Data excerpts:

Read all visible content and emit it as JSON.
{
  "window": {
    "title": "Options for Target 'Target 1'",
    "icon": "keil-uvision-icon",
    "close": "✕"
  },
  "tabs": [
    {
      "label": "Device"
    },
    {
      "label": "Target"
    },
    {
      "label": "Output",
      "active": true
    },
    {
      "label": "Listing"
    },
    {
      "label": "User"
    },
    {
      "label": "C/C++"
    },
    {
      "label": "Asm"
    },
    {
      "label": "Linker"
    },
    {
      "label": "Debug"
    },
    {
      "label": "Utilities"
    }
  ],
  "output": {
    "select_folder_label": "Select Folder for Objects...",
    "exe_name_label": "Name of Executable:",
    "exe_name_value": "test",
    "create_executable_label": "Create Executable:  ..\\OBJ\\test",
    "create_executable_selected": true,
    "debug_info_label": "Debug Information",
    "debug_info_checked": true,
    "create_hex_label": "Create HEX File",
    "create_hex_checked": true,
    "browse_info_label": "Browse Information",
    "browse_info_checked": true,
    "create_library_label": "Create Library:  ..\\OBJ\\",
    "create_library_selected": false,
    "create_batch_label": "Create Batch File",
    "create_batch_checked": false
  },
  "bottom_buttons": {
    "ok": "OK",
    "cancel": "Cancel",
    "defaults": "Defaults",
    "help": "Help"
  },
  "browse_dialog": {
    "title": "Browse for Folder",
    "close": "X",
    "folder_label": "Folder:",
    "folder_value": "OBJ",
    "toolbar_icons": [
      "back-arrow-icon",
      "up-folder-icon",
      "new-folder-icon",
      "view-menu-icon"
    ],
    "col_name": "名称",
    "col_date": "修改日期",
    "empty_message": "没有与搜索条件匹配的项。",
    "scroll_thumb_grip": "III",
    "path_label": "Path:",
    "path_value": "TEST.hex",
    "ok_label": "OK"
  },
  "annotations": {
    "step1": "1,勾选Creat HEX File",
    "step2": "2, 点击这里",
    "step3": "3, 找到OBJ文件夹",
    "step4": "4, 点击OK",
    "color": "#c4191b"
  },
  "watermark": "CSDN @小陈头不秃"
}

Instruction -> Extract the complete listing verbatim.

Exercise output ->
Read all visible content and emit it as JSON.
{
  "window": {
    "title": "Options for Target 'Target 1'",
    "icon": "keil-uvision-icon",
    "close": "✕"
  },
  "tabs": [
    {
      "label": "Device"
    },
    {
      "label": "Target"
    },
    {
      "label": "Output",
      "active": true
    },
    {
      "label": "Listing"
    },
    {
      "label": "User"
    },
    {
      "label": "C/C++"
    },
    {
      "label": "Asm"
    },
    {
      "label": "Linker"
    },
    {
      "label": "Debug"
    },
    {
      "label": "Utilities"
    }
  ],
  "output": {
    "select_folder_label": "Select Folder for Objects...",
    "exe_name_label": "Name of Executable:",
    "exe_name_value": "test",
    "create_executable_label": "Create Executable:  ..\\OBJ\\test",
    "create_executable_selected": true,
    "debug_info_label": "Debug Information",
    "debug_info_checked": true,
    "create_hex_label": "Create HEX File",
    "create_hex_checked": true,
    "browse_info_label": "Browse Information",
    "browse_info_checked": true,
    "create_library_label": "Create Library:  ..\\OBJ\\",
    "create_library_selected": false,
    "create_batch_label": "Create Batch File",
    "create_batch_checked": false
  },
  "bottom_buttons": {
    "ok": "OK",
    "cancel": "Cancel",
    "defaults": "Defaults",
    "help": "Help"
  },
  "browse_dialog": {
    "title": "Browse for Folder",
    "close": "X",
    "folder_label": "Folder:",
    "folder_value": "OBJ",
    "toolbar_icons": [
      "back-arrow-icon",
      "up-folder-icon",
      "new-folder-icon",
      "view-menu-icon"
    ],
    "col_name": "名称",
    "col_date": "修改日期",
    "empty_message": "没有与搜索条件匹配的项。",
    "scroll_thumb_grip": "III",
    "path_label": "Path:",
    "path_value": "TEST.hex",
    "ok_label": "OK"
  },
  "annotations": {
    "step1": "1,勾选Creat HEX File",
    "step2": "2, 点击这里",
    "step3": "3, 找到OBJ文件夹",
    "step4": "4, 点击OK",
    "color": "#c4191b"
  },
  "watermark": "CSDN @小陈头不秃"
}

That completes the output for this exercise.